# Aim
What is the number of lines in the entries below that include the word "import"? Provide the number only.

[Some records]
====
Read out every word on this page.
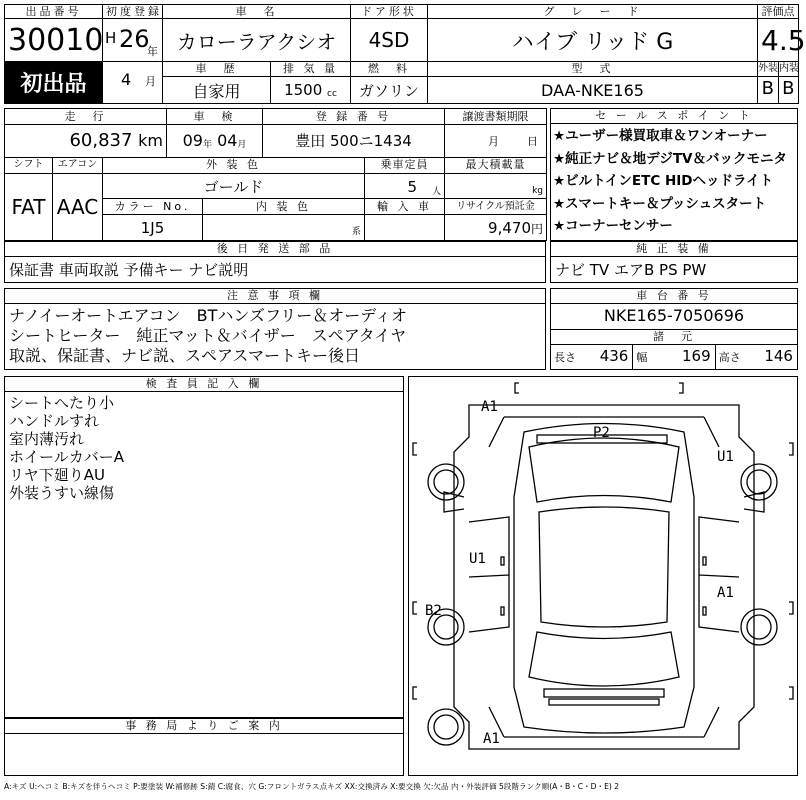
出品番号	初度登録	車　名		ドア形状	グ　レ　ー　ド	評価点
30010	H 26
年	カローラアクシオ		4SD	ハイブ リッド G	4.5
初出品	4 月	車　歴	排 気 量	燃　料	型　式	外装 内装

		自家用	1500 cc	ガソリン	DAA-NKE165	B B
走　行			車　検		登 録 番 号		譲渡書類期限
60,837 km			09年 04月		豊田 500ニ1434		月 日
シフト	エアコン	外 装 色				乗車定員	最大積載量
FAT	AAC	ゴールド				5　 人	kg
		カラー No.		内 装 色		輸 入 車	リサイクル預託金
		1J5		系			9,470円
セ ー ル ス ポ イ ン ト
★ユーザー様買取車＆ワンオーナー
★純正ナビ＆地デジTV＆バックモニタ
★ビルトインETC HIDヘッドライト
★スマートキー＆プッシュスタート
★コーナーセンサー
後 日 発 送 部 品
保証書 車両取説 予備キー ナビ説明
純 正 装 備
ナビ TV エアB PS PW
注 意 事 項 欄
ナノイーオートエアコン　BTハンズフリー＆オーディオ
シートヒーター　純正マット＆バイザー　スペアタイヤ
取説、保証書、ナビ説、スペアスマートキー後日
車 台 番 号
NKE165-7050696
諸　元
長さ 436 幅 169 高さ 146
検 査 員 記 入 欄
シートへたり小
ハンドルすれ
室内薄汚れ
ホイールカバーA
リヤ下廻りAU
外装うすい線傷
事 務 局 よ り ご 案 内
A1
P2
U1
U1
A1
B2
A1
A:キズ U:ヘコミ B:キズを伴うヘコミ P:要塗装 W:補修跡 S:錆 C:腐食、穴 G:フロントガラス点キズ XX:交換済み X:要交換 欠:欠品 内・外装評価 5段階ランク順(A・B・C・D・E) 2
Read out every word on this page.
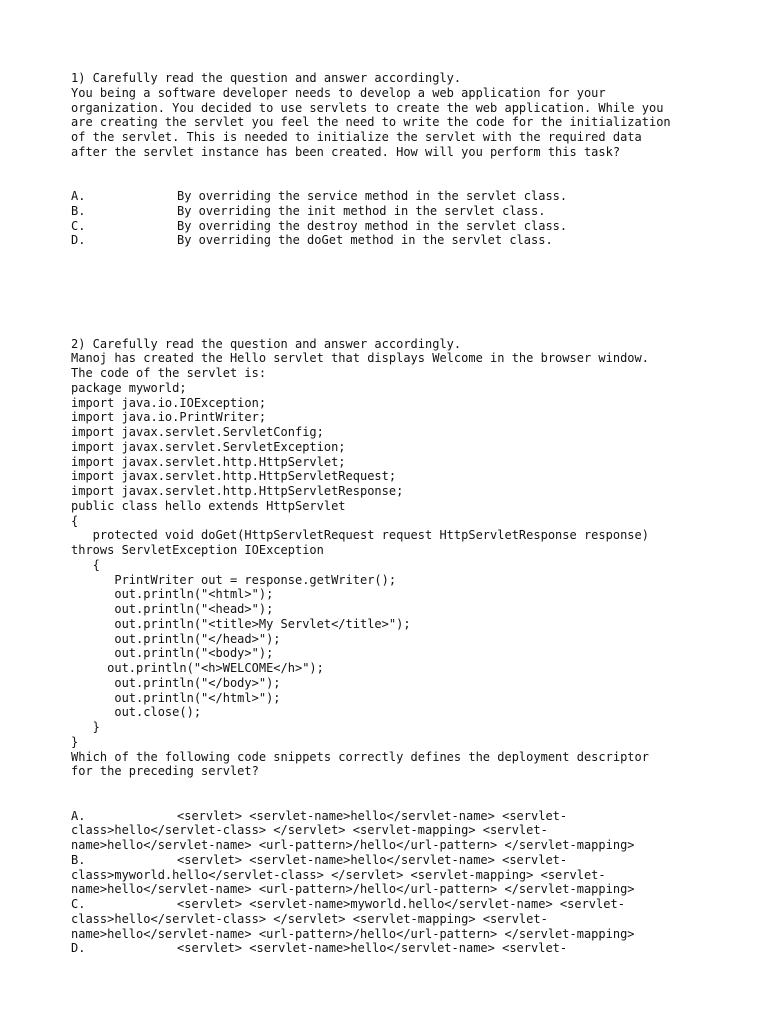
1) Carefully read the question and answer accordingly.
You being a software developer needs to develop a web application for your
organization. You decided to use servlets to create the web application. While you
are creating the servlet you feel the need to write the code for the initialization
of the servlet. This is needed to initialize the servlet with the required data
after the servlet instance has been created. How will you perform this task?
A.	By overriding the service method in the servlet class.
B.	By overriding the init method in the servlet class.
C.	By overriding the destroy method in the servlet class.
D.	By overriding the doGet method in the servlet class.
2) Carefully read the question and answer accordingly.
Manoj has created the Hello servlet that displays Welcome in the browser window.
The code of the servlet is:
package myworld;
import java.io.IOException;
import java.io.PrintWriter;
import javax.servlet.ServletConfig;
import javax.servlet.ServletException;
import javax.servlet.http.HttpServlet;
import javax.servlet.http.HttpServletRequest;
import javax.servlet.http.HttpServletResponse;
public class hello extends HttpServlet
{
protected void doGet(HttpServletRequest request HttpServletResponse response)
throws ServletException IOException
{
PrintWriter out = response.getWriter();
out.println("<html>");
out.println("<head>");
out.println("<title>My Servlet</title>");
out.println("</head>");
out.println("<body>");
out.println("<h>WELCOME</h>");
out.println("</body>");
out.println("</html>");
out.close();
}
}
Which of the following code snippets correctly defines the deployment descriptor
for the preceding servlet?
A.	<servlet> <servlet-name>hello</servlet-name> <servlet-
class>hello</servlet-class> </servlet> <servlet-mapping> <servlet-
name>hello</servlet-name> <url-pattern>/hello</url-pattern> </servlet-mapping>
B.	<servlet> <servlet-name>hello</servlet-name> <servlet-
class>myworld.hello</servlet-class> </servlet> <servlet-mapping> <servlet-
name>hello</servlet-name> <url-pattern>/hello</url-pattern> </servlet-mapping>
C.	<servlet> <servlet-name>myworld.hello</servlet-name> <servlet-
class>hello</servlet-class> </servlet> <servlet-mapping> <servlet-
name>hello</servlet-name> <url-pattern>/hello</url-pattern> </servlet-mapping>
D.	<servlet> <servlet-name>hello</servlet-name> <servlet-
====
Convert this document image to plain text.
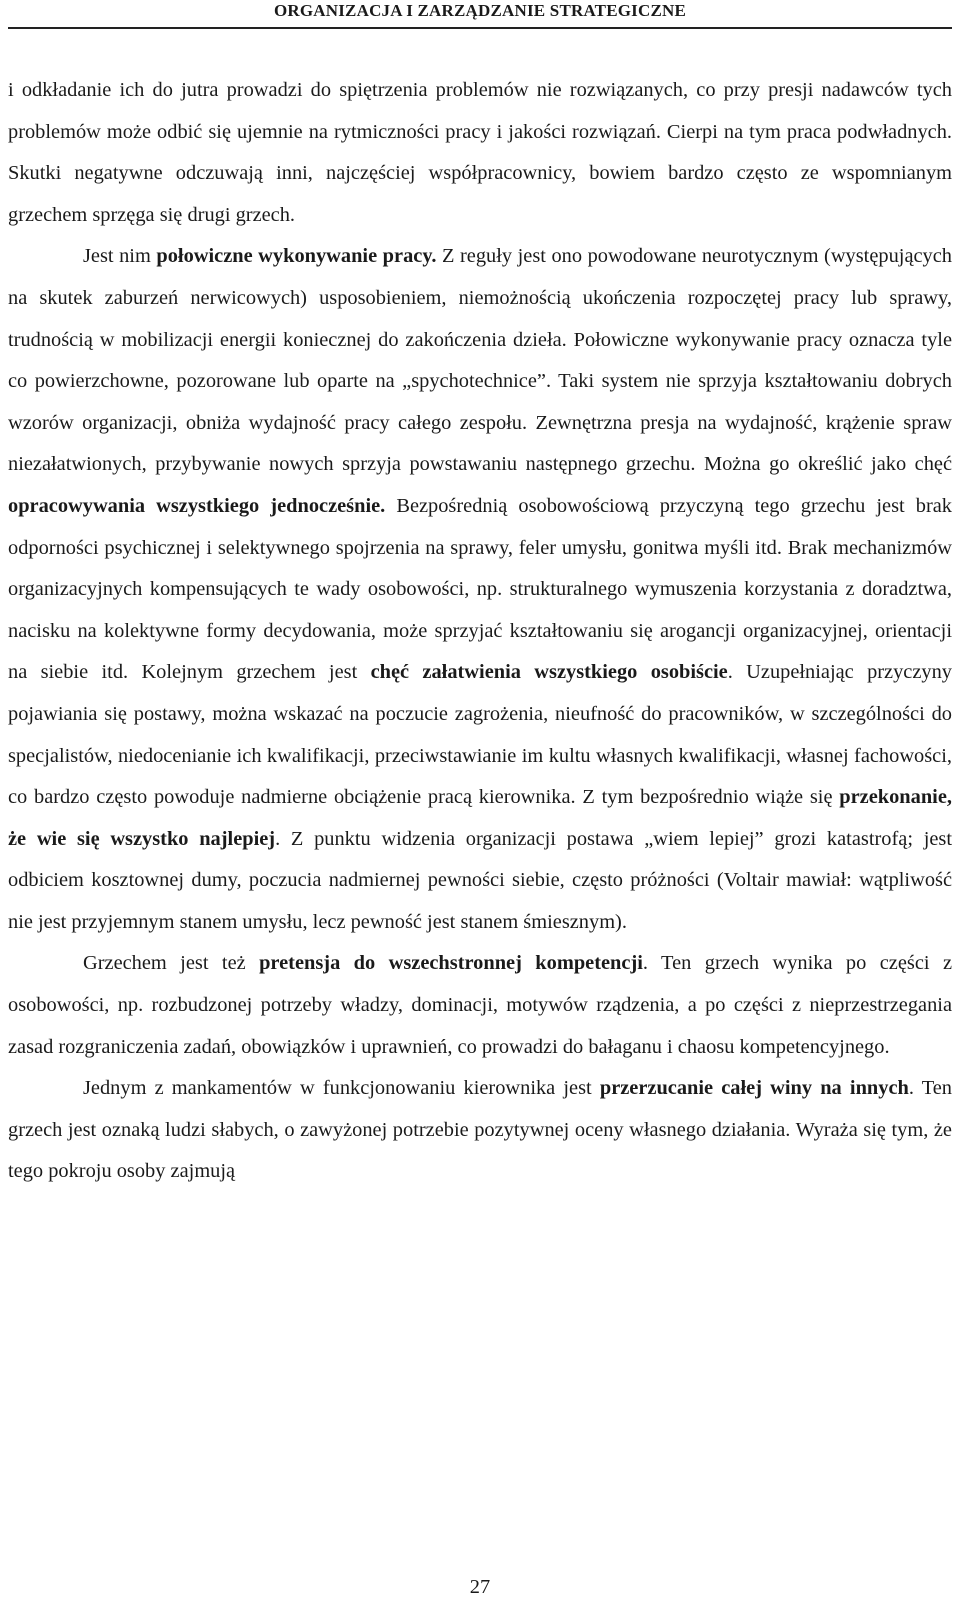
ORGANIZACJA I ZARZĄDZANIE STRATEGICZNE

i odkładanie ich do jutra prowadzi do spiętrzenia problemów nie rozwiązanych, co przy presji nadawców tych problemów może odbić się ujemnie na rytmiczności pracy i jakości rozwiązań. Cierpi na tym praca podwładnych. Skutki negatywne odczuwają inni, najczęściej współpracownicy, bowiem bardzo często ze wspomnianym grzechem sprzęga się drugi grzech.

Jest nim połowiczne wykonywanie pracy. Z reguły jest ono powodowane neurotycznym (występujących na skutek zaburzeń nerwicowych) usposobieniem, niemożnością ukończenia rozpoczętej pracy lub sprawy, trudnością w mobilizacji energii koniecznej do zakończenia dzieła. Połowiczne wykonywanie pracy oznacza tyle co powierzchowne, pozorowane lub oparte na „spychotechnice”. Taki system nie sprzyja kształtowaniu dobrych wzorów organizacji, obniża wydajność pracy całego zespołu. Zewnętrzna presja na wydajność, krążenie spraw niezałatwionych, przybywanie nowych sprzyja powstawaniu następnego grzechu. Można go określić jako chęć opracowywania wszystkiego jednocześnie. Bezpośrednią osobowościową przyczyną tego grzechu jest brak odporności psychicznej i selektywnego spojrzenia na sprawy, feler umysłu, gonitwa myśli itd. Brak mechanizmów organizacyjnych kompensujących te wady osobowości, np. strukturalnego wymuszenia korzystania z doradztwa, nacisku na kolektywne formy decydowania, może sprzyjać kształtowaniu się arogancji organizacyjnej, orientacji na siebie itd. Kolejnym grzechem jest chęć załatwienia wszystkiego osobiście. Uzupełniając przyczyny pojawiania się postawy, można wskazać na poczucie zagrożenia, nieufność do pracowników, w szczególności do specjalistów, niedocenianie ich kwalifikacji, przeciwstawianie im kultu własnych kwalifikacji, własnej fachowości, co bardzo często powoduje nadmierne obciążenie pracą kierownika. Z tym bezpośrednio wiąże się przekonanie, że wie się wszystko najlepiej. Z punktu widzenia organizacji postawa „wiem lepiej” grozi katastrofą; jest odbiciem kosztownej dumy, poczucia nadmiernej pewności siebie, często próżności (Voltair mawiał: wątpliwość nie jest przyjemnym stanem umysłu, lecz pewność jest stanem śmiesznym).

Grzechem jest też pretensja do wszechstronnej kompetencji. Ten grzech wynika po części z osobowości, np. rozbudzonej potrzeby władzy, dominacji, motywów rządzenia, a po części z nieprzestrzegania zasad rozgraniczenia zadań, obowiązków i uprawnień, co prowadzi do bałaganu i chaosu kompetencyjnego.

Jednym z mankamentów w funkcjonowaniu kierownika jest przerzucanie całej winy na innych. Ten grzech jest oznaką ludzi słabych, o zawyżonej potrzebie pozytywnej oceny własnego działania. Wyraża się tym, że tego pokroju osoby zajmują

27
====
# Solved problem
7